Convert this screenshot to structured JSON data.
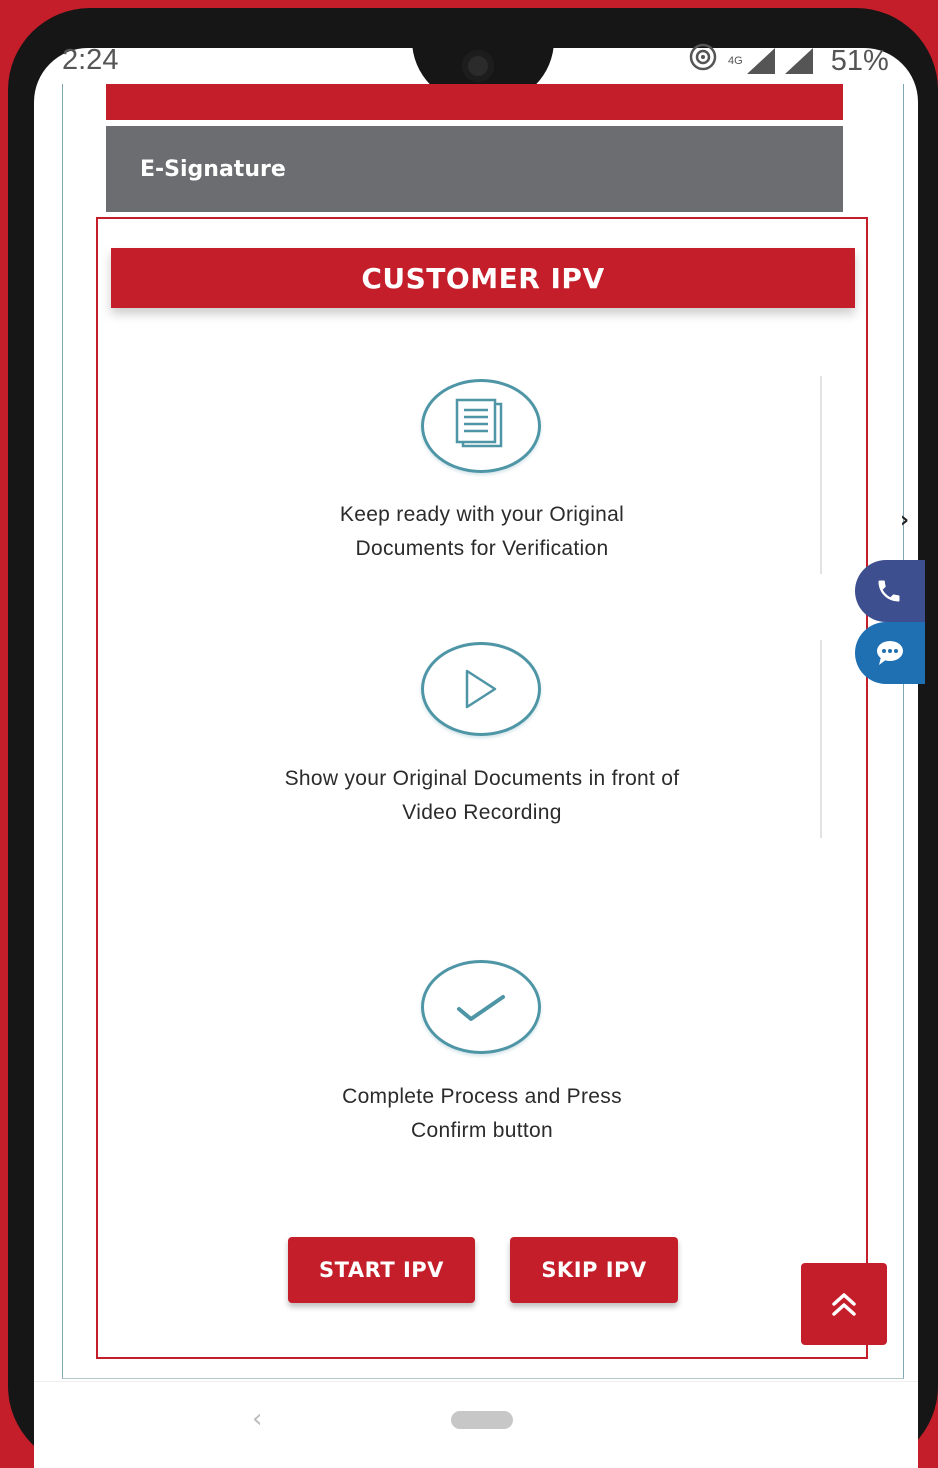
{
  "status": {
    "time": "2:24",
    "network": "4G",
    "battery": "51%"
  },
  "esignature_label": "E-Signature",
  "ipv": {
    "title": "CUSTOMER IPV",
    "steps": [
      {
        "icon": "document-icon",
        "line1": "Keep ready with your Original",
        "line2": "Documents for Verification"
      },
      {
        "icon": "play-icon",
        "line1": "Show your Original Documents in front of",
        "line2": "Video Recording"
      },
      {
        "icon": "check-icon",
        "line1": "Complete Process and Press",
        "line2": "Confirm button"
      }
    ],
    "start_label": "START IPV",
    "skip_label": "SKIP IPV"
  },
  "floating": {
    "call_icon": "phone-icon",
    "chat_icon": "chat-icon",
    "scroll_icon": "double-chevron-up-icon"
  },
  "colors": {
    "brand_red": "#c41e2a",
    "esign_gray": "#6b6d70",
    "icon_teal": "#4e95a6",
    "call_blue": "#3e4f8f",
    "chat_blue": "#1f6fb3"
  }
}
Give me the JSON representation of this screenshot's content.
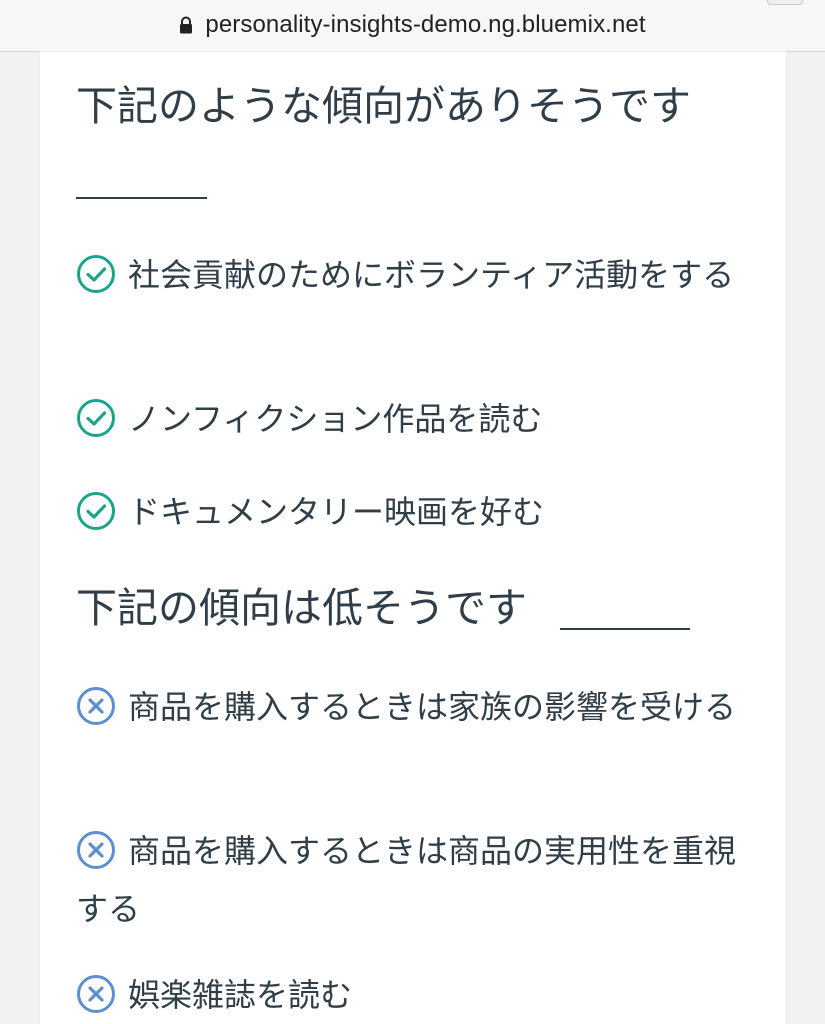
{
  "browser": {
    "url": "personality-insights-demo.ng.bluemix.net",
    "lock_icon": "lock-icon"
  },
  "colors": {
    "check": "#1aa58a",
    "cross": "#5b8fd1",
    "text": "#2f3e48"
  },
  "likely": {
    "heading": "下記のような傾向がありそうです",
    "icon": "check-circle-icon",
    "items": [
      {
        "label": "社会貢献のためにボランティア活動をする"
      },
      {
        "label": "ノンフィクション作品を読む"
      },
      {
        "label": "ドキュメンタリー映画を好む"
      }
    ]
  },
  "unlikely": {
    "heading": "下記の傾向は低そうです",
    "icon": "x-circle-icon",
    "items": [
      {
        "label": "商品を購入するときは家族の影響を受ける"
      },
      {
        "label": "商品を購入するときは商品の実用性を重視する"
      },
      {
        "label": "娯楽雑誌を読む"
      }
    ]
  }
}
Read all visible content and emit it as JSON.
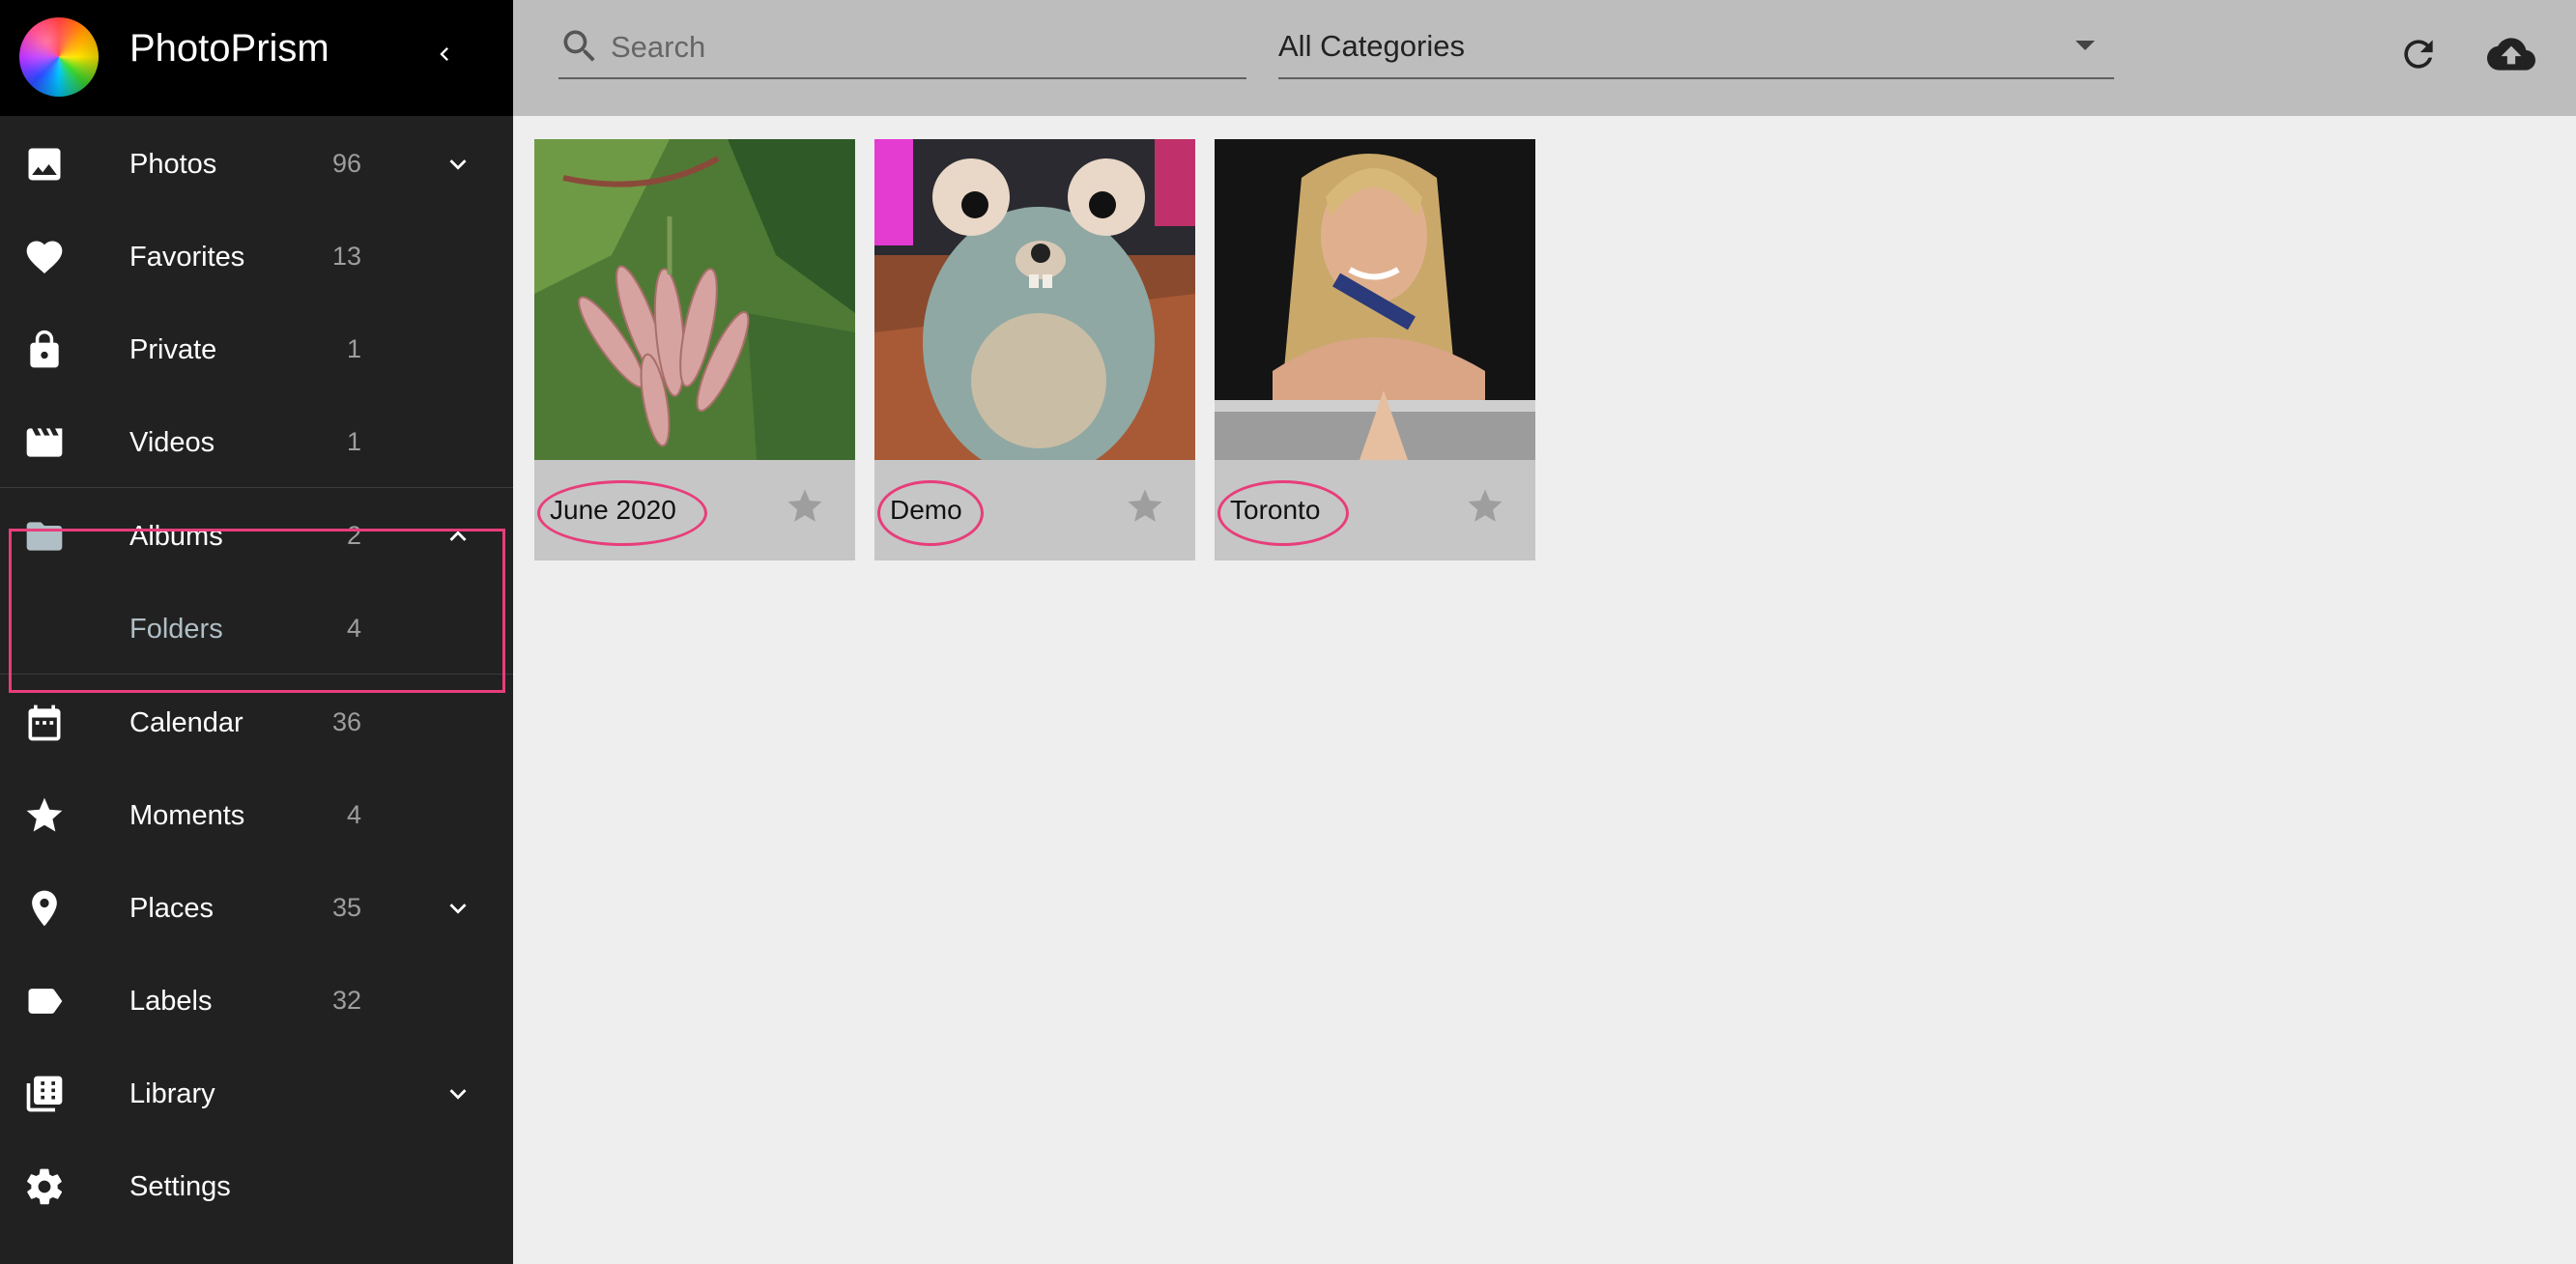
{
  "app": {
    "title": "PhotoPrism"
  },
  "sidebar": {
    "items": [
      {
        "key": "photos",
        "label": "Photos",
        "count": "96",
        "icon": "image-icon",
        "expand": "down"
      },
      {
        "key": "favorites",
        "label": "Favorites",
        "count": "13",
        "icon": "heart-icon"
      },
      {
        "key": "private",
        "label": "Private",
        "count": "1",
        "icon": "lock-icon"
      },
      {
        "key": "videos",
        "label": "Videos",
        "count": "1",
        "icon": "movie-icon"
      },
      {
        "key": "albums",
        "label": "Albums",
        "count": "2",
        "icon": "folder-icon",
        "expand": "up"
      },
      {
        "key": "folders",
        "label": "Folders",
        "count": "4",
        "sub": true
      },
      {
        "key": "calendar",
        "label": "Calendar",
        "count": "36",
        "icon": "calendar-icon"
      },
      {
        "key": "moments",
        "label": "Moments",
        "count": "4",
        "icon": "star-icon"
      },
      {
        "key": "places",
        "label": "Places",
        "count": "35",
        "icon": "place-icon",
        "expand": "down"
      },
      {
        "key": "labels",
        "label": "Labels",
        "count": "32",
        "icon": "label-icon"
      },
      {
        "key": "library",
        "label": "Library",
        "count": "",
        "icon": "library-icon",
        "expand": "down"
      },
      {
        "key": "settings",
        "label": "Settings",
        "count": "",
        "icon": "gear-icon"
      }
    ]
  },
  "toolbar": {
    "search_placeholder": "Search",
    "search_value": "",
    "category": "All Categories"
  },
  "albums": [
    {
      "title": "June 2020",
      "favorite": false
    },
    {
      "title": "Demo",
      "favorite": false
    },
    {
      "title": "Toronto",
      "favorite": false
    }
  ],
  "colors": {
    "highlight": "#e83d7b",
    "sidebar_bg": "#212121",
    "toolbar_bg": "#bdbdbd",
    "content_bg": "#eeeeee"
  }
}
++++++++++++++++++++
An exact transcription of all the entries is required, without the pictures.

▶ **Solution for this problem**:
Convert this screenshot to structured JSON data.
{
  "status": {
    "time": "2:24",
    "network": "4G",
    "battery": "51%"
  },
  "esignature_label": "E-Signature",
  "ipv": {
    "title": "CUSTOMER IPV",
    "steps": [
      {
        "icon": "document-icon",
        "line1": "Keep ready with your Original",
        "line2": "Documents for Verification"
      },
      {
        "icon": "play-icon",
        "line1": "Show your Original Documents in front of",
        "line2": "Video Recording"
      },
      {
        "icon": "check-icon",
        "line1": "Complete Process and Press",
        "line2": "Confirm button"
      }
    ],
    "start_label": "START IPV",
    "skip_label": "SKIP IPV"
  },
  "floating": {
    "call_icon": "phone-icon",
    "chat_icon": "chat-icon",
    "scroll_icon": "double-chevron-up-icon"
  },
  "colors": {
    "brand_red": "#c41e2a",
    "esign_gray": "#6b6d70",
    "icon_teal": "#4e95a6",
    "call_blue": "#3e4f8f",
    "chat_blue": "#1f6fb3"
  }
}
Give me the JSON representation of this screenshot's content.
{
  "browser": {
    "url": "personality-insights-demo.ng.bluemix.net",
    "lock_icon": "lock-icon"
  },
  "colors": {
    "check": "#1aa58a",
    "cross": "#5b8fd1",
    "text": "#2f3e48"
  },
  "likely": {
    "heading": "下記のような傾向がありそうです",
    "icon": "check-circle-icon",
    "items": [
      {
        "label": "社会貢献のためにボランティア活動をする"
      },
      {
        "label": "ノンフィクション作品を読む"
      },
      {
        "label": "ドキュメンタリー映画を好む"
      }
    ]
  },
  "unlikely": {
    "heading": "下記の傾向は低そうです",
    "icon": "x-circle-icon",
    "items": [
      {
        "label": "商品を購入するときは家族の影響を受ける"
      },
      {
        "label": "商品を購入するときは商品の実用性を重視する"
      },
      {
        "label": "娯楽雑誌を読む"
      }
    ]
  }
}
Read all visible content and emit it as JSON.
{
  "app": {
    "title": "PhotoPrism"
  },
  "sidebar": {
    "items": [
      {
        "key": "photos",
        "label": "Photos",
        "count": "96",
        "icon": "image-icon",
        "expand": "down"
      },
      {
        "key": "favorites",
        "label": "Favorites",
        "count": "13",
        "icon": "heart-icon"
      },
      {
        "key": "private",
        "label": "Private",
        "count": "1",
        "icon": "lock-icon"
      },
      {
        "key": "videos",
        "label": "Videos",
        "count": "1",
        "icon": "movie-icon"
      },
      {
        "key": "albums",
        "label": "Albums",
        "count": "2",
        "icon": "folder-icon",
        "expand": "up"
      },
      {
        "key": "folders",
        "label": "Folders",
        "count": "4",
        "sub": true
      },
      {
        "key": "calendar",
        "label": "Calendar",
        "count": "36",
        "icon": "calendar-icon"
      },
      {
        "key": "moments",
        "label": "Moments",
        "count": "4",
        "icon": "star-icon"
      },
      {
        "key": "places",
        "label": "Places",
        "count": "35",
        "icon": "place-icon",
        "expand": "down"
      },
      {
        "key": "labels",
        "label": "Labels",
        "count": "32",
        "icon": "label-icon"
      },
      {
        "key": "library",
        "label": "Library",
        "count": "",
        "icon": "library-icon",
        "expand": "down"
      },
      {
        "key": "settings",
        "label": "Settings",
        "count": "",
        "icon": "gear-icon"
      }
    ]
  },
  "toolbar": {
    "search_placeholder": "Search",
    "search_value": "",
    "category": "All Categories"
  },
  "albums": [
    {
      "title": "June 2020",
      "favorite": false
    },
    {
      "title": "Demo",
      "favorite": false
    },
    {
      "title": "Toronto",
      "favorite": false
    }
  ],
  "colors": {
    "highlight": "#e83d7b",
    "sidebar_bg": "#212121",
    "toolbar_bg": "#bdbdbd",
    "content_bg": "#eeeeee"
  }
}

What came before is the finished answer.